[Start Listed entries]
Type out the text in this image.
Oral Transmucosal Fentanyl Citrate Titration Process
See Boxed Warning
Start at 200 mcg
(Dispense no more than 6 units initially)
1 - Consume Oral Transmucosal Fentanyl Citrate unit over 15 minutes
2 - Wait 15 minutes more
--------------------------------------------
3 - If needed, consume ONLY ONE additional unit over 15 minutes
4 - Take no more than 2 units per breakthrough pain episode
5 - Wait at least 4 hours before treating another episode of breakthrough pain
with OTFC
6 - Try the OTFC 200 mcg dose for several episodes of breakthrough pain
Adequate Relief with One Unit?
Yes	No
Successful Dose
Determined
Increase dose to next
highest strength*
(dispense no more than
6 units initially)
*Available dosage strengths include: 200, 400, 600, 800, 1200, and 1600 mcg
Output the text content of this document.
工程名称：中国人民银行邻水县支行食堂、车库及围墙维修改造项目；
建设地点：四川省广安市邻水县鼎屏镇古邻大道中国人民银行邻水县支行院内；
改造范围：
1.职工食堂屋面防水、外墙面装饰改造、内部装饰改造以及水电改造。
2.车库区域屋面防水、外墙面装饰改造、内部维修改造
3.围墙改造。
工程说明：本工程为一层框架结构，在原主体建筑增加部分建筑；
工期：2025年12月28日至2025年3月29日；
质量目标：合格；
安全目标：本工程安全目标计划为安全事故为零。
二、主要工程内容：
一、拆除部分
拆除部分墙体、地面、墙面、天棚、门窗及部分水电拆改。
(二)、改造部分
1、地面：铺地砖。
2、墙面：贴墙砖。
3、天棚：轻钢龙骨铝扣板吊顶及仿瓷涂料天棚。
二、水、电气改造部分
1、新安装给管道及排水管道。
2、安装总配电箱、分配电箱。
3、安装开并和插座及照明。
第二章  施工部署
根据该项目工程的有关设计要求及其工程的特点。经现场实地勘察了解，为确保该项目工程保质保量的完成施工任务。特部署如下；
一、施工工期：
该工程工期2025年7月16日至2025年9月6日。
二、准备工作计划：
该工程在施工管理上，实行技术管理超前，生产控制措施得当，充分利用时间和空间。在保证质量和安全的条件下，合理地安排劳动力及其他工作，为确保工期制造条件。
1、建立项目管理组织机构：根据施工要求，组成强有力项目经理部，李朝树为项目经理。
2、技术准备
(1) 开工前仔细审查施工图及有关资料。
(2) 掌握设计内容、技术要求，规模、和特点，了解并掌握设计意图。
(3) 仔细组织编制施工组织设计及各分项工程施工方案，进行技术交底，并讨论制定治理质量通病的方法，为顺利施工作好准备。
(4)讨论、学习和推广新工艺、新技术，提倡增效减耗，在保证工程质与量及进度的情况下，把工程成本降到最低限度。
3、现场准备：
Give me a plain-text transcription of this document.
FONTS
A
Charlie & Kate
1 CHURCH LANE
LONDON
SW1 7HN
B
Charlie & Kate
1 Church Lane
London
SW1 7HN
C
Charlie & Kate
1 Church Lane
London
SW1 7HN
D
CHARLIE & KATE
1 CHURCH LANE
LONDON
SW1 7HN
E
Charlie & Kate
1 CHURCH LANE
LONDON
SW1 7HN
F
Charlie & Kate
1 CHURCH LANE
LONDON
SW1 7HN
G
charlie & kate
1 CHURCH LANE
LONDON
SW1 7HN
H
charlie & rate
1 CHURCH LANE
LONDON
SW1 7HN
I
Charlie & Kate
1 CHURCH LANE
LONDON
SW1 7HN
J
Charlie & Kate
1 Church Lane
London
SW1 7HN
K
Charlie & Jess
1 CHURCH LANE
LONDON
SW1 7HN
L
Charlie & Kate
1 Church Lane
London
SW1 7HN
[End Listed entries]
### Problem description
Each record should come back exactly as written.

### Correct answer
Type out the text in this image.
Oral Transmucosal Fentanyl Citrate Titration Process
See Boxed Warning
Start at 200 mcg
(Dispense no more than 6 units initially)
1 - Consume Oral Transmucosal Fentanyl Citrate unit over 15 minutes
2 - Wait 15 minutes more
--------------------------------------------
3 - If needed, consume ONLY ONE additional unit over 15 minutes
4 - Take no more than 2 units per breakthrough pain episode
5 - Wait at least 4 hours before treating another episode of breakthrough pain
with OTFC
6 - Try the OTFC 200 mcg dose for several episodes of breakthrough pain
Adequate Relief with One Unit?
Yes	No
Successful Dose
Determined
Increase dose to next
highest strength*
(dispense no more than
6 units initially)
*Available dosage strengths include: 200, 400, 600, 800, 1200, and 1600 mcg
Output the text content of this document.
工程名称：中国人民银行邻水县支行食堂、车库及围墙维修改造项目；
建设地点：四川省广安市邻水县鼎屏镇古邻大道中国人民银行邻水县支行院内；
改造范围：
1.职工食堂屋面防水、外墙面装饰改造、内部装饰改造以及水电改造。
2.车库区域屋面防水、外墙面装饰改造、内部维修改造
3.围墙改造。
工程说明：本工程为一层框架结构，在原主体建筑增加部分建筑；
工期：2025年12月28日至2025年3月29日；
质量目标：合格；
安全目标：本工程安全目标计划为安全事故为零。
二、主要工程内容：
一、拆除部分
拆除部分墙体、地面、墙面、天棚、门窗及部分水电拆改。
(二)、改造部分
1、地面：铺地砖。
2、墙面：贴墙砖。
3、天棚：轻钢龙骨铝扣板吊顶及仿瓷涂料天棚。
二、水、电气改造部分
1、新安装给管道及排水管道。
2、安装总配电箱、分配电箱。
3、安装开并和插座及照明。
第二章  施工部署
根据该项目工程的有关设计要求及其工程的特点。经现场实地勘察了解，为确保该项目工程保质保量的完成施工任务。特部署如下；
一、施工工期：
该工程工期2025年7月16日至2025年9月6日。
二、准备工作计划：
该工程在施工管理上，实行技术管理超前，生产控制措施得当，充分利用时间和空间。在保证质量和安全的条件下，合理地安排劳动力及其他工作，为确保工期制造条件。
1、建立项目管理组织机构：根据施工要求，组成强有力项目经理部，李朝树为项目经理。
2、技术准备
(1) 开工前仔细审查施工图及有关资料。
(2) 掌握设计内容、技术要求，规模、和特点，了解并掌握设计意图。
(3) 仔细组织编制施工组织设计及各分项工程施工方案，进行技术交底，并讨论制定治理质量通病的方法，为顺利施工作好准备。
(4)讨论、学习和推广新工艺、新技术，提倡增效减耗，在保证工程质与量及进度的情况下，把工程成本降到最低限度。
3、现场准备：
Give me a plain-text transcription of this document.
FONTS
A
Charlie & Kate
1 CHURCH LANE
LONDON
SW1 7HN
B
Charlie & Kate
1 Church Lane
London
SW1 7HN
C
Charlie & Kate
1 Church Lane
London
SW1 7HN
D
CHARLIE & KATE
1 CHURCH LANE
LONDON
SW1 7HN
E
Charlie & Kate
1 CHURCH LANE
LONDON
SW1 7HN
F
Charlie & Kate
1 CHURCH LANE
LONDON
SW1 7HN
G
charlie & kate
1 CHURCH LANE
LONDON
SW1 7HN
H
charlie & rate
1 CHURCH LANE
LONDON
SW1 7HN
I
Charlie & Kate
1 CHURCH LANE
LONDON
SW1 7HN
J
Charlie & Kate
1 Church Lane
London
SW1 7HN
K
Charlie & Jess
1 CHURCH LANE
LONDON
SW1 7HN
L
Charlie & Kate
1 Church Lane
London
SW1 7HN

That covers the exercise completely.